==== Records to use

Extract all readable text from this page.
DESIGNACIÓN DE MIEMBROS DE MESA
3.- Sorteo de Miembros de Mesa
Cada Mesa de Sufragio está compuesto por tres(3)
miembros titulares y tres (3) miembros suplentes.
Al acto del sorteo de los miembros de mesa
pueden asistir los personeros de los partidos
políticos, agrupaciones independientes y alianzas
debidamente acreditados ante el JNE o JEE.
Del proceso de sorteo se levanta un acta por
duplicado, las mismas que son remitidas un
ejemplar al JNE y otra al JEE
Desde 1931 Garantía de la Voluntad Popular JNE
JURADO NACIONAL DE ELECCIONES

========

The task:
Report the number of lines of the listing above that hold the string "tres", with no other text.

Response for this exercise:
2